--- start of ENTRIES PROVIDED ---

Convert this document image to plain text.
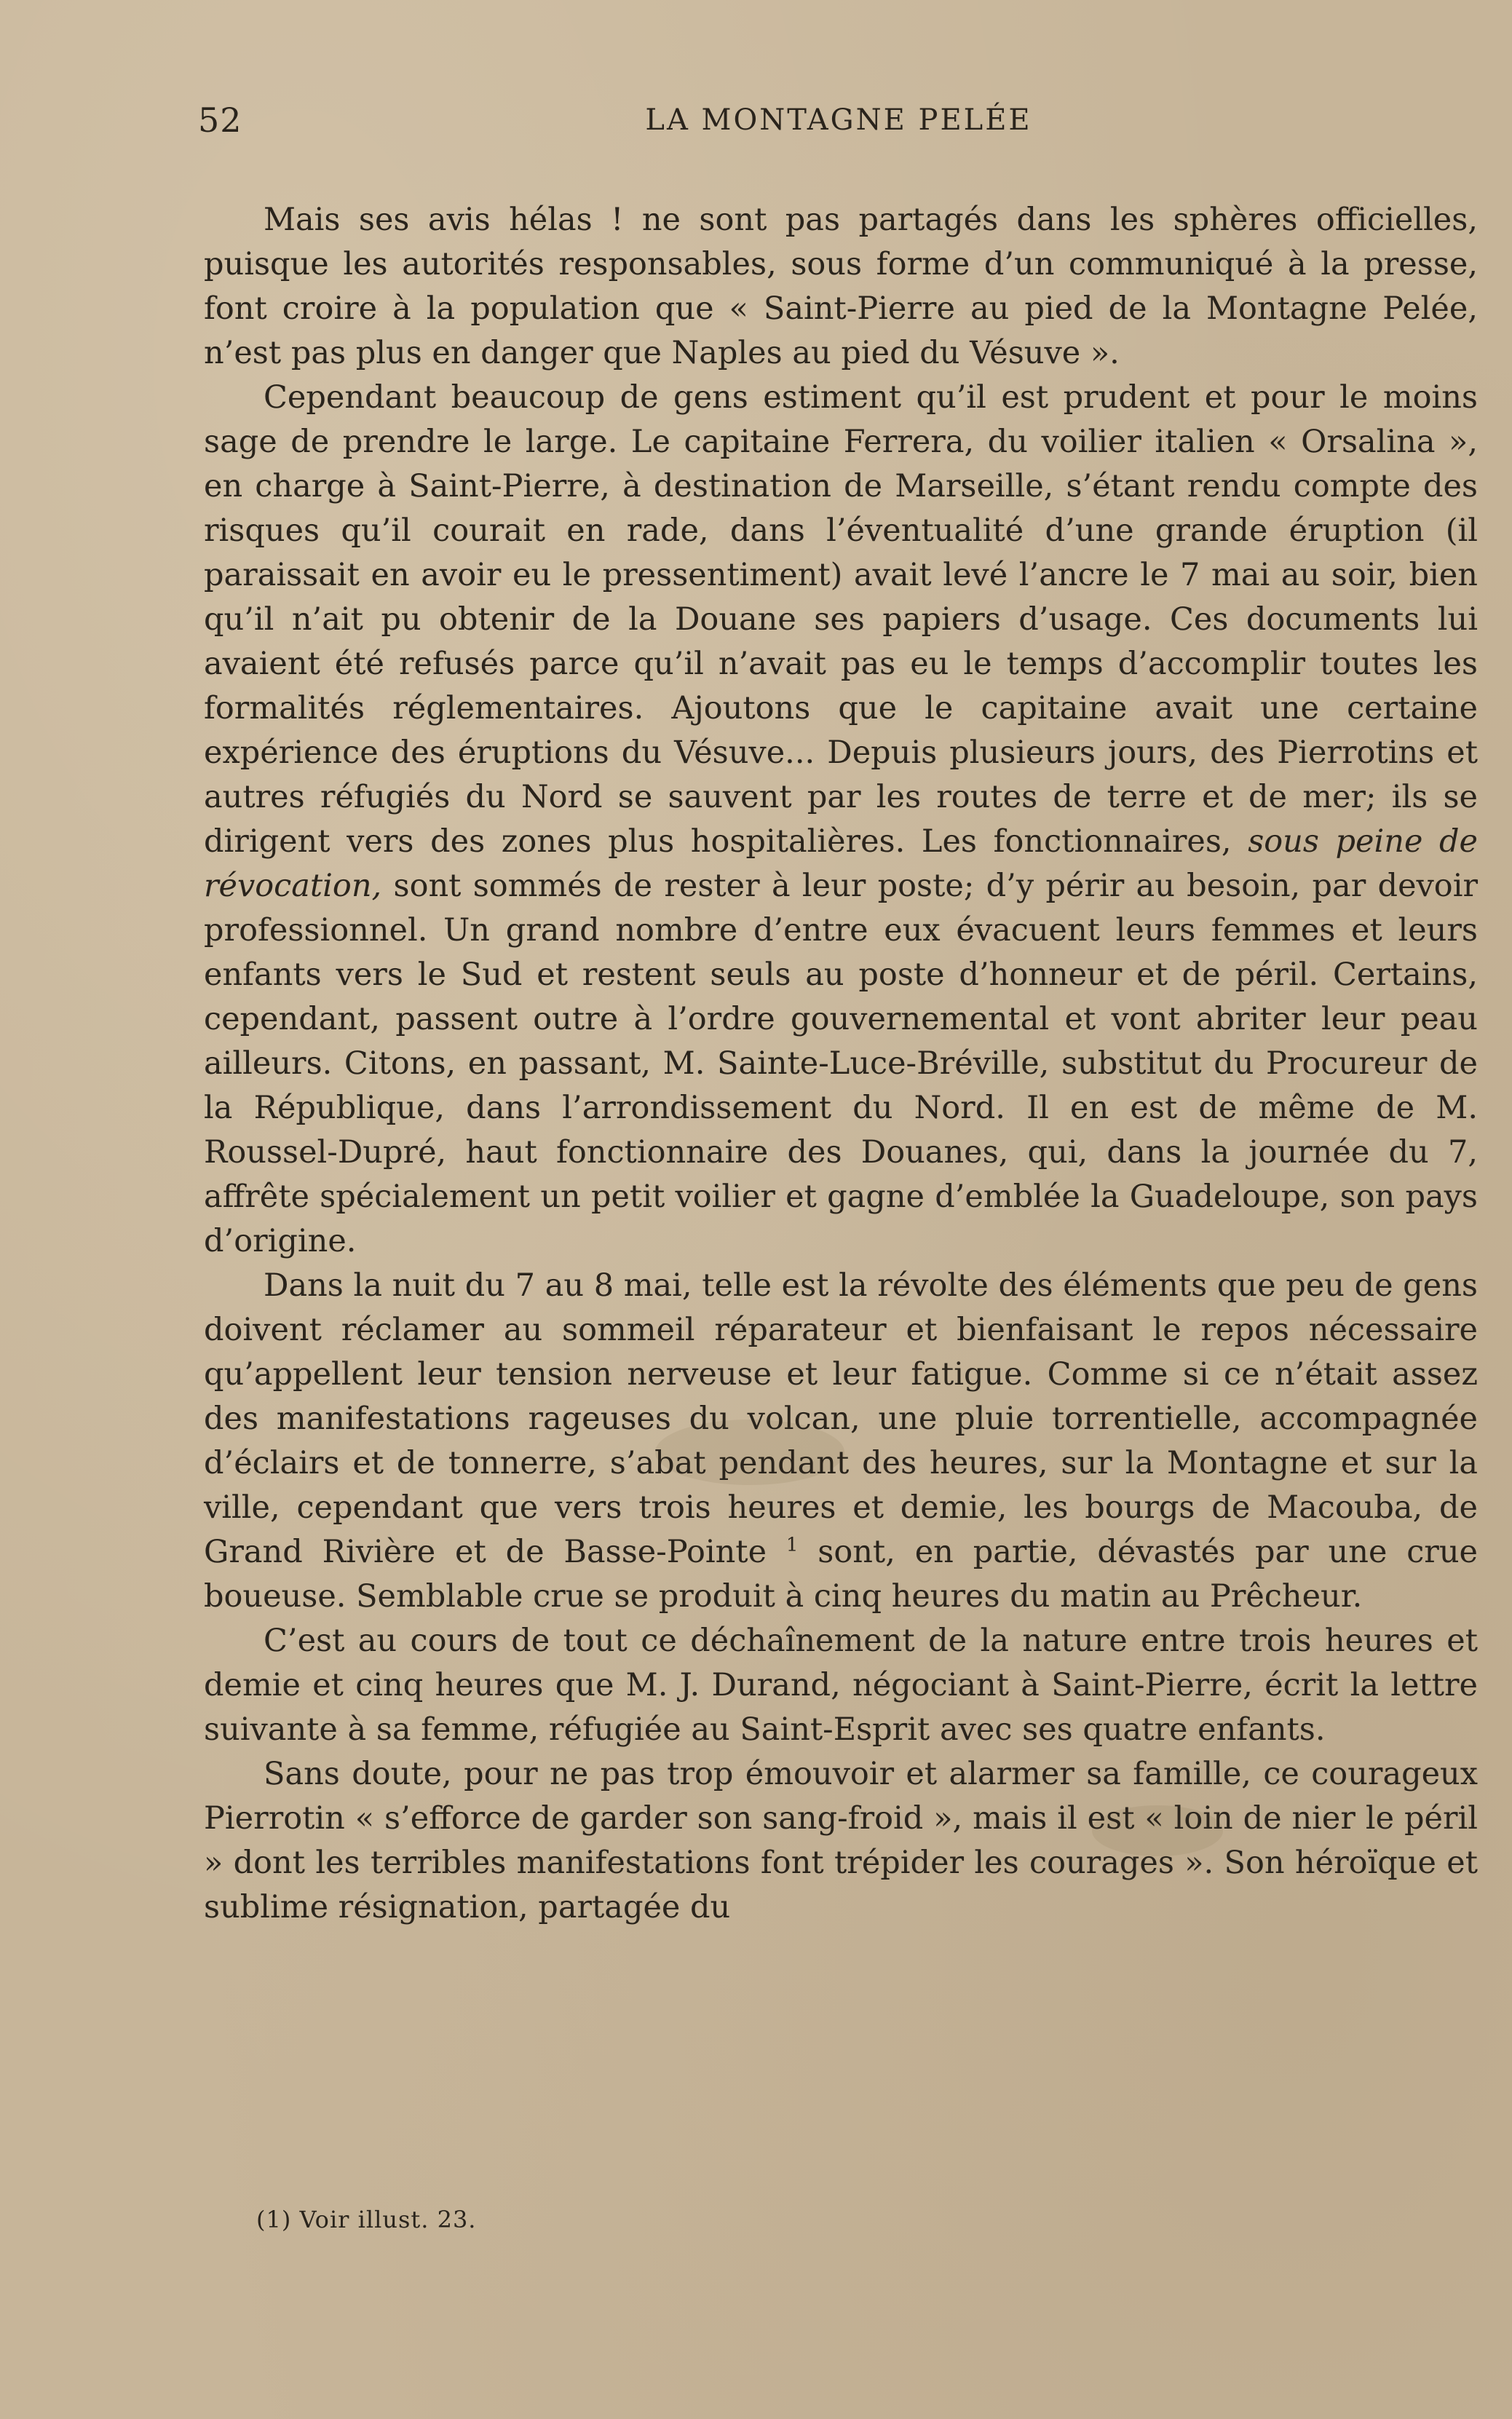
52	LA MONTAGNE PELÉE

Mais ses avis hélas ! ne sont pas partagés dans les sphères officielles, puisque les autorités responsables, sous forme d’un communiqué à la presse, font croire à la population que « Saint-Pierre au pied de la Montagne Pelée, n’est pas plus en danger que Naples au pied du Vésuve ».

Cependant beaucoup de gens estiment qu’il est prudent et pour le moins sage de prendre le large. Le capitaine Ferrera, du voilier italien « Orsalina », en charge à Saint-Pierre, à destination de Marseille, s’étant rendu compte des risques qu’il courait en rade, dans l’éventualité d’une grande éruption (il paraissait en avoir eu le pressentiment) avait levé l’ancre le 7 mai au soir, bien qu’il n’ait pu obtenir de la Douane ses papiers d’usage. Ces documents lui avaient été refusés parce qu’il n’avait pas eu le temps d’accomplir toutes les formalités réglementaires. Ajoutons que le capitaine avait une certaine expérience des éruptions du Vésuve... Depuis plusieurs jours, des Pierrotins et autres réfugiés du Nord se sauvent par les routes de terre et de mer; ils se dirigent vers des zones plus hospitalières. Les fonctionnaires, sous peine de révocation, sont sommés de rester à leur poste; d’y périr au besoin, par devoir professionnel. Un grand nombre d’entre eux évacuent leurs femmes et leurs enfants vers le Sud et restent seuls au poste d’honneur et de péril. Certains, cependant, passent outre à l’ordre gouvernemental et vont abriter leur peau ailleurs. Citons, en passant, M. Sainte-Luce-Bréville, substitut du Procureur de la République, dans l’arrondissement du Nord. Il en est de même de M. Roussel-Dupré, haut fonctionnaire des Douanes, qui, dans la journée du 7, affrête spécialement un petit voilier et gagne d’emblée la Guadeloupe, son pays d’origine.

Dans la nuit du 7 au 8 mai, telle est la révolte des éléments que peu de gens doivent réclamer au sommeil réparateur et bienfaisant le repos nécessaire qu’appellent leur tension nerveuse et leur fatigue. Comme si ce n’était assez des manifestations rageuses du volcan, une pluie torrentielle, accompagnée d’éclairs et de tonnerre, s’abat pendant des heures, sur la Montagne et sur la ville, cependant que vers trois heures et demie, les bourgs de Macouba, de Grand Rivière et de Basse-Pointe $^1$ sont, en partie, dévastés par une crue boueuse. Semblable crue se produit à cinq heures du matin au Prêcheur.

C’est au cours de tout ce déchaînement de la nature entre trois heures et demie et cinq heures que M. J. Durand, négociant à Saint-Pierre, écrit la lettre suivante à sa femme, réfugiée au Saint-Esprit avec ses quatre enfants.

Sans doute, pour ne pas trop émouvoir et alarmer sa famille, ce courageux Pierrotin « s’efforce de garder son sang-froid », mais il est « loin de nier le péril » dont les terribles manifestations font trépider les courages ». Son héroïque et sublime résignation, partagée du

(1) Voir illust. 23.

--- end of ENTRIES PROVIDED ---

#### WHAT YOU ARE ASKED TO DO
From the entries above, copy every line where the word "péril" shows up.

#### EXERCISE RESULT
Cependant beaucoup de gens estiment qu’il est prudent et pour le moins sage de prendre le large. Le capitaine Ferrera, du voilier italien « Orsalina », en charge à Saint-Pierre, à destination de Marseille, s’étant rendu compte des risques qu’il courait en rade, dans l’éventualité d’une grande éruption (il paraissait en avoir eu le pressentiment) avait levé l’ancre le 7 mai au soir, bien qu’il n’ait pu obtenir de la Douane ses papiers d’usage. Ces documents lui avaient été refusés parce qu’il n’avait pas eu le temps d’accomplir toutes les formalités réglementaires. Ajoutons que le capitaine avait une certaine expérience des éruptions du Vésuve... Depuis plusieurs jours, des Pierrotins et autres réfugiés du Nord se sauvent par les routes de terre et de mer; ils se dirigent vers des zones plus hospitalières. Les fonctionnaires, sous peine de révocation, sont sommés de rester à leur poste; d’y périr au besoin, par devoir professionnel. Un grand nombre d’entre eux évacuent leurs femmes et leurs enfants vers le Sud et restent seuls au poste d’honneur et de péril. Certains, cependant, passent outre à l’ordre gouvernemental et vont abriter leur peau ailleurs. Citons, en passant, M. Sainte-Luce-Bréville, substitut du Procureur de la République, dans l’arrondissement du Nord. Il en est de même de M. Roussel-Dupré, haut fonctionnaire des Douanes, qui, dans la journée du 7, affrête spécialement un petit voilier et gagne d’emblée la Guadeloupe, son pays d’origine.
Sans doute, pour ne pas trop émouvoir et alarmer sa famille, ce courageux Pierrotin « s’efforce de garder son sang-froid », mais il est « loin de nier le péril » dont les terribles manifestations font trépider les courages ». Son héroïque et sublime résignation, partagée du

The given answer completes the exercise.